▶ _Short task_: Retype the material in full, keeping every word the same.

▶ _Records for processing_:
# # #

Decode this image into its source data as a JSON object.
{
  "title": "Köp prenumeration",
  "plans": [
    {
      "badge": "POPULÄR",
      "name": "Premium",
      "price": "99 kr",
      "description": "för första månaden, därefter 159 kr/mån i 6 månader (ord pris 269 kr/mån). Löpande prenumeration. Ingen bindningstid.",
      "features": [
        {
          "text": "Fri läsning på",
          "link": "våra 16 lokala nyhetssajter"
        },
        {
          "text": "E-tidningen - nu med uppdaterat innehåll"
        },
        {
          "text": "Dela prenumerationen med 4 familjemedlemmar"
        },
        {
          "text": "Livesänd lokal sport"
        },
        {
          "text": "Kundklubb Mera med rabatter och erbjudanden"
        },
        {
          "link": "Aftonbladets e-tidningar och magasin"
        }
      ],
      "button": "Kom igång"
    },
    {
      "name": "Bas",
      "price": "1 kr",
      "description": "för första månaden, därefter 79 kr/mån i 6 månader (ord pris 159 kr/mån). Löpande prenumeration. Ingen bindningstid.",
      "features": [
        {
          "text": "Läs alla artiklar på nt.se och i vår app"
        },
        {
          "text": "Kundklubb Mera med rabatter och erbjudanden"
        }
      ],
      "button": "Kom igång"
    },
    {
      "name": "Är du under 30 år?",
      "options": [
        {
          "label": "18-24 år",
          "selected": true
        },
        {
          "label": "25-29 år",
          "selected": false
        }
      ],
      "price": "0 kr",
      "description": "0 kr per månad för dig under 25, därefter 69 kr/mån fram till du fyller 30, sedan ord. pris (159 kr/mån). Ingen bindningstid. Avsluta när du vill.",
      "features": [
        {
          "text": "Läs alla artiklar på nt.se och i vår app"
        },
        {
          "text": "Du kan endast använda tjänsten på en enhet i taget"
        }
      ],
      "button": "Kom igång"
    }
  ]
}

# # #

▶ _Finished exercise_:
Decode this image into its source data as a JSON object.
{
  "title": "Köp prenumeration",
  "plans": [
    {
      "badge": "POPULÄR",
      "name": "Premium",
      "price": "99 kr",
      "description": "för första månaden, därefter 159 kr/mån i 6 månader (ord pris 269 kr/mån). Löpande prenumeration. Ingen bindningstid.",
      "features": [
        {
          "text": "Fri läsning på",
          "link": "våra 16 lokala nyhetssajter"
        },
        {
          "text": "E-tidningen - nu med uppdaterat innehåll"
        },
        {
          "text": "Dela prenumerationen med 4 familjemedlemmar"
        },
        {
          "text": "Livesänd lokal sport"
        },
        {
          "text": "Kundklubb Mera med rabatter och erbjudanden"
        },
        {
          "link": "Aftonbladets e-tidningar och magasin"
        }
      ],
      "button": "Kom igång"
    },
    {
      "name": "Bas",
      "price": "1 kr",
      "description": "för första månaden, därefter 79 kr/mån i 6 månader (ord pris 159 kr/mån). Löpande prenumeration. Ingen bindningstid.",
      "features": [
        {
          "text": "Läs alla artiklar på nt.se och i vår app"
        },
        {
          "text": "Kundklubb Mera med rabatter och erbjudanden"
        }
      ],
      "button": "Kom igång"
    },
    {
      "name": "Är du under 30 år?",
      "options": [
        {
          "label": "18-24 år",
          "selected": true
        },
        {
          "label": "25-29 år",
          "selected": false
        }
      ],
      "price": "0 kr",
      "description": "0 kr per månad för dig under 25, därefter 69 kr/mån fram till du fyller 30, sedan ord. pris (159 kr/mån). Ingen bindningstid. Avsluta när du vill.",
      "features": [
        {
          "text": "Läs alla artiklar på nt.se och i vår app"
        },
        {
          "text": "Du kan endast använda tjänsten på en enhet i taget"
        }
      ],
      "button": "Kom igång"
    }
  ]
}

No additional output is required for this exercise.